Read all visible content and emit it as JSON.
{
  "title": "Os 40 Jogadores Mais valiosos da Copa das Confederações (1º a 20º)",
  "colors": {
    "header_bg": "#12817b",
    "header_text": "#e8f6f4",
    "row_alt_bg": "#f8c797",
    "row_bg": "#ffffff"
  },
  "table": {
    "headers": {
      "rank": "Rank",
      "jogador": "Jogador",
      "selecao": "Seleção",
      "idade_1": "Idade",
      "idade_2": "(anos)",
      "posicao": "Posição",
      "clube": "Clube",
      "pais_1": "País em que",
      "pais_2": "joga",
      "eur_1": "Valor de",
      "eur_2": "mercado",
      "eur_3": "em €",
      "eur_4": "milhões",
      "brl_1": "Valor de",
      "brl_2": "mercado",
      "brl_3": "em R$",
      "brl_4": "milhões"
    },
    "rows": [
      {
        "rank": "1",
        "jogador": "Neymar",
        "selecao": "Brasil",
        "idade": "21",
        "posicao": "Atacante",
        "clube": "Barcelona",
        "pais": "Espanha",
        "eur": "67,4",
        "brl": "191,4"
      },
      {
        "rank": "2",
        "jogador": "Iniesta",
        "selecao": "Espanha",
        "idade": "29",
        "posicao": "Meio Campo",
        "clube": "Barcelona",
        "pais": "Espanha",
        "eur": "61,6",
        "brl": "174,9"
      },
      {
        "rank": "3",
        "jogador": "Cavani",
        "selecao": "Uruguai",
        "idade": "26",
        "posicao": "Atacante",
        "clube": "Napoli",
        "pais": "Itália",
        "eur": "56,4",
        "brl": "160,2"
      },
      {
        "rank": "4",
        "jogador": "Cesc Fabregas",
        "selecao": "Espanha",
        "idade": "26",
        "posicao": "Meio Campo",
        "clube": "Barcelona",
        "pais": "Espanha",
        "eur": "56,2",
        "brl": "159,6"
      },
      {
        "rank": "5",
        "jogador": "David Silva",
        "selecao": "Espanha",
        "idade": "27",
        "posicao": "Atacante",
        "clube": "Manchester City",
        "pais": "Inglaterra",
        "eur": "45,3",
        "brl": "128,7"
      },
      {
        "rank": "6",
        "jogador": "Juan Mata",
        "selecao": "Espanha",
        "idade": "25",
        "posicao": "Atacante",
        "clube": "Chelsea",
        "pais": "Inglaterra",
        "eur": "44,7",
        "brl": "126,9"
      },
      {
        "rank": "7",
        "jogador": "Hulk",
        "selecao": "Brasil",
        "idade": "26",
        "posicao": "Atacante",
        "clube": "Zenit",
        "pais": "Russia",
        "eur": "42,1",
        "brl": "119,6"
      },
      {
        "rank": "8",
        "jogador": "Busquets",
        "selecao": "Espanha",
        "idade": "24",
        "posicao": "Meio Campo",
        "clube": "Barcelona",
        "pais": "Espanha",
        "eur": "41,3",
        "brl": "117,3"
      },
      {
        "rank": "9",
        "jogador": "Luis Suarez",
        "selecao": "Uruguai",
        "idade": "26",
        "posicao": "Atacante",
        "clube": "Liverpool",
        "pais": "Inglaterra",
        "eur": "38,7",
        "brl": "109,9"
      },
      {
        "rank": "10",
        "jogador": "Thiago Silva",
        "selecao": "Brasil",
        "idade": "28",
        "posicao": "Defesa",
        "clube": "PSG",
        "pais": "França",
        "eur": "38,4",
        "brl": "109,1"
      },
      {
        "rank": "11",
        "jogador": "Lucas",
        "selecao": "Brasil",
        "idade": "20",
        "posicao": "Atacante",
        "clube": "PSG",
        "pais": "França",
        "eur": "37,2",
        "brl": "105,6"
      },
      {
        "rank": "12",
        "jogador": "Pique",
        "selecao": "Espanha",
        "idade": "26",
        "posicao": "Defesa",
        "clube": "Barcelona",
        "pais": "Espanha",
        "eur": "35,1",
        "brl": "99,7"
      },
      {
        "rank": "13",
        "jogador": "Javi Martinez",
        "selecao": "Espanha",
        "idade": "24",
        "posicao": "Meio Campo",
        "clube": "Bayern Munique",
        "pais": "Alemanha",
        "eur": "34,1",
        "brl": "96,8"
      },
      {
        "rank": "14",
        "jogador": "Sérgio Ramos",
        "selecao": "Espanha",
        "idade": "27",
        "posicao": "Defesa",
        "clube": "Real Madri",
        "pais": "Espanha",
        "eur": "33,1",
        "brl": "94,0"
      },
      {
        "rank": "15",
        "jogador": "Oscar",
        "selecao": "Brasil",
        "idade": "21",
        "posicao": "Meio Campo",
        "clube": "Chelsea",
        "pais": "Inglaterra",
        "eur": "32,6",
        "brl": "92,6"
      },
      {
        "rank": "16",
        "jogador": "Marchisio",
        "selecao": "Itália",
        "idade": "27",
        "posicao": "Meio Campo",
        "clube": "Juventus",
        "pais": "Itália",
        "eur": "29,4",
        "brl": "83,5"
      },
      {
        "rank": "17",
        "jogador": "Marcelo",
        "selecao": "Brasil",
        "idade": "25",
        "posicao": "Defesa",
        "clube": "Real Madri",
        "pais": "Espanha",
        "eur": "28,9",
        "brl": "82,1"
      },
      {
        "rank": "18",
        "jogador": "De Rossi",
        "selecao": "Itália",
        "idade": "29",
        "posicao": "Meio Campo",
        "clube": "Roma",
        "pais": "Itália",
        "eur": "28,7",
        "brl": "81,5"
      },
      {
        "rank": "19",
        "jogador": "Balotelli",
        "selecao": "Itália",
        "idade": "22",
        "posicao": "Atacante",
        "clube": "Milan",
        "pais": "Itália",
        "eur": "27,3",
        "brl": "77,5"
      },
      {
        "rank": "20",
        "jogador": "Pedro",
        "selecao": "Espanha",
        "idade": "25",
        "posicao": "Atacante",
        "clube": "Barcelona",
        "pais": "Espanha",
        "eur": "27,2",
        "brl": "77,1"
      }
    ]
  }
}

■ ■ ■ ■

Repeat all of the records above exactly as written.

Read all visible content and emit it as JSON.
{
  "title": "Os 40 Jogadores Mais valiosos da Copa das Confederações (1º a 20º)",
  "colors": {
    "header_bg": "#12817b",
    "header_text": "#e8f6f4",
    "row_alt_bg": "#f8c797",
    "row_bg": "#ffffff"
  },
  "table": {
    "headers": {
      "rank": "Rank",
      "jogador": "Jogador",
      "selecao": "Seleção",
      "idade_1": "Idade",
      "idade_2": "(anos)",
      "posicao": "Posição",
      "clube": "Clube",
      "pais_1": "País em que",
      "pais_2": "joga",
      "eur_1": "Valor de",
      "eur_2": "mercado",
      "eur_3": "em €",
      "eur_4": "milhões",
      "brl_1": "Valor de",
      "brl_2": "mercado",
      "brl_3": "em R$",
      "brl_4": "milhões"
    },
    "rows": [
      {
        "rank": "1",
        "jogador": "Neymar",
        "selecao": "Brasil",
        "idade": "21",
        "posicao": "Atacante",
        "clube": "Barcelona",
        "pais": "Espanha",
        "eur": "67,4",
        "brl": "191,4"
      },
      {
        "rank": "2",
        "jogador": "Iniesta",
        "selecao": "Espanha",
        "idade": "29",
        "posicao": "Meio Campo",
        "clube": "Barcelona",
        "pais": "Espanha",
        "eur": "61,6",
        "brl": "174,9"
      },
      {
        "rank": "3",
        "jogador": "Cavani",
        "selecao": "Uruguai",
        "idade": "26",
        "posicao": "Atacante",
        "clube": "Napoli",
        "pais": "Itália",
        "eur": "56,4",
        "brl": "160,2"
      },
      {
        "rank": "4",
        "jogador": "Cesc Fabregas",
        "selecao": "Espanha",
        "idade": "26",
        "posicao": "Meio Campo",
        "clube": "Barcelona",
        "pais": "Espanha",
        "eur": "56,2",
        "brl": "159,6"
      },
      {
        "rank": "5",
        "jogador": "David Silva",
        "selecao": "Espanha",
        "idade": "27",
        "posicao": "Atacante",
        "clube": "Manchester City",
        "pais": "Inglaterra",
        "eur": "45,3",
        "brl": "128,7"
      },
      {
        "rank": "6",
        "jogador": "Juan Mata",
        "selecao": "Espanha",
        "idade": "25",
        "posicao": "Atacante",
        "clube": "Chelsea",
        "pais": "Inglaterra",
        "eur": "44,7",
        "brl": "126,9"
      },
      {
        "rank": "7",
        "jogador": "Hulk",
        "selecao": "Brasil",
        "idade": "26",
        "posicao": "Atacante",
        "clube": "Zenit",
        "pais": "Russia",
        "eur": "42,1",
        "brl": "119,6"
      },
      {
        "rank": "8",
        "jogador": "Busquets",
        "selecao": "Espanha",
        "idade": "24",
        "posicao": "Meio Campo",
        "clube": "Barcelona",
        "pais": "Espanha",
        "eur": "41,3",
        "brl": "117,3"
      },
      {
        "rank": "9",
        "jogador": "Luis Suarez",
        "selecao": "Uruguai",
        "idade": "26",
        "posicao": "Atacante",
        "clube": "Liverpool",
        "pais": "Inglaterra",
        "eur": "38,7",
        "brl": "109,9"
      },
      {
        "rank": "10",
        "jogador": "Thiago Silva",
        "selecao": "Brasil",
        "idade": "28",
        "posicao": "Defesa",
        "clube": "PSG",
        "pais": "França",
        "eur": "38,4",
        "brl": "109,1"
      },
      {
        "rank": "11",
        "jogador": "Lucas",
        "selecao": "Brasil",
        "idade": "20",
        "posicao": "Atacante",
        "clube": "PSG",
        "pais": "França",
        "eur": "37,2",
        "brl": "105,6"
      },
      {
        "rank": "12",
        "jogador": "Pique",
        "selecao": "Espanha",
        "idade": "26",
        "posicao": "Defesa",
        "clube": "Barcelona",
        "pais": "Espanha",
        "eur": "35,1",
        "brl": "99,7"
      },
      {
        "rank": "13",
        "jogador": "Javi Martinez",
        "selecao": "Espanha",
        "idade": "24",
        "posicao": "Meio Campo",
        "clube": "Bayern Munique",
        "pais": "Alemanha",
        "eur": "34,1",
        "brl": "96,8"
      },
      {
        "rank": "14",
        "jogador": "Sérgio Ramos",
        "selecao": "Espanha",
        "idade": "27",
        "posicao": "Defesa",
        "clube": "Real Madri",
        "pais": "Espanha",
        "eur": "33,1",
        "brl": "94,0"
      },
      {
        "rank": "15",
        "jogador": "Oscar",
        "selecao": "Brasil",
        "idade": "21",
        "posicao": "Meio Campo",
        "clube": "Chelsea",
        "pais": "Inglaterra",
        "eur": "32,6",
        "brl": "92,6"
      },
      {
        "rank": "16",
        "jogador": "Marchisio",
        "selecao": "Itália",
        "idade": "27",
        "posicao": "Meio Campo",
        "clube": "Juventus",
        "pais": "Itália",
        "eur": "29,4",
        "brl": "83,5"
      },
      {
        "rank": "17",
        "jogador": "Marcelo",
        "selecao": "Brasil",
        "idade": "25",
        "posicao": "Defesa",
        "clube": "Real Madri",
        "pais": "Espanha",
        "eur": "28,9",
        "brl": "82,1"
      },
      {
        "rank": "18",
        "jogador": "De Rossi",
        "selecao": "Itália",
        "idade": "29",
        "posicao": "Meio Campo",
        "clube": "Roma",
        "pais": "Itália",
        "eur": "28,7",
        "brl": "81,5"
      },
      {
        "rank": "19",
        "jogador": "Balotelli",
        "selecao": "Itália",
        "idade": "22",
        "posicao": "Atacante",
        "clube": "Milan",
        "pais": "Itália",
        "eur": "27,3",
        "brl": "77,5"
      },
      {
        "rank": "20",
        "jogador": "Pedro",
        "selecao": "Espanha",
        "idade": "25",
        "posicao": "Atacante",
        "clube": "Barcelona",
        "pais": "Espanha",
        "eur": "27,2",
        "brl": "77,1"
      }
    ]
  }
}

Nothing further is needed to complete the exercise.